Goal of the exercise
It is required that all of the data be written out exactly.

[Data records]
________
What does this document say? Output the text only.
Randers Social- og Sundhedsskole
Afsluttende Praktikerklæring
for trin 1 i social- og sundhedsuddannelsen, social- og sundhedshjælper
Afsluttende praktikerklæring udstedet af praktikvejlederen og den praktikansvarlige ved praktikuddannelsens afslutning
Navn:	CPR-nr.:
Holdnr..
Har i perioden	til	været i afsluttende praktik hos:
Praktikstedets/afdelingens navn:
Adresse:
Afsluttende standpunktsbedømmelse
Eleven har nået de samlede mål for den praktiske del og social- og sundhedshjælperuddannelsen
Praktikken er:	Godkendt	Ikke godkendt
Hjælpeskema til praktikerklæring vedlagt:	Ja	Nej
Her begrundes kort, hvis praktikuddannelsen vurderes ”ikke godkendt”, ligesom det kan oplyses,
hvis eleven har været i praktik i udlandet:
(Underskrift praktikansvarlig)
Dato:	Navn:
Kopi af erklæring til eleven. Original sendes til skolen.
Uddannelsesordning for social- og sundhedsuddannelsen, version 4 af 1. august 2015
________
The output
What does this document say? Output the text only.
Randers Social- og Sundhedsskole
Afsluttende Praktikerklæring
for trin 1 i social- og sundhedsuddannelsen, social- og sundhedshjælper
Afsluttende praktikerklæring udstedet af praktikvejlederen og den praktikansvarlige ved praktikuddannelsens afslutning
Navn:	CPR-nr.:
Holdnr..
Har i perioden	til	været i afsluttende praktik hos:
Praktikstedets/afdelingens navn:
Adresse:
Afsluttende standpunktsbedømmelse
Eleven har nået de samlede mål for den praktiske del og social- og sundhedshjælperuddannelsen
Praktikken er:	Godkendt	Ikke godkendt
Hjælpeskema til praktikerklæring vedlagt:	Ja	Nej
Her begrundes kort, hvis praktikuddannelsen vurderes ”ikke godkendt”, ligesom det kan oplyses,
hvis eleven har været i praktik i udlandet:
(Underskrift praktikansvarlig)
Dato:	Navn:
Kopi af erklæring til eleven. Original sendes til skolen.
Uddannelsesordning for social- og sundhedsuddannelsen, version 4 af 1. august 2015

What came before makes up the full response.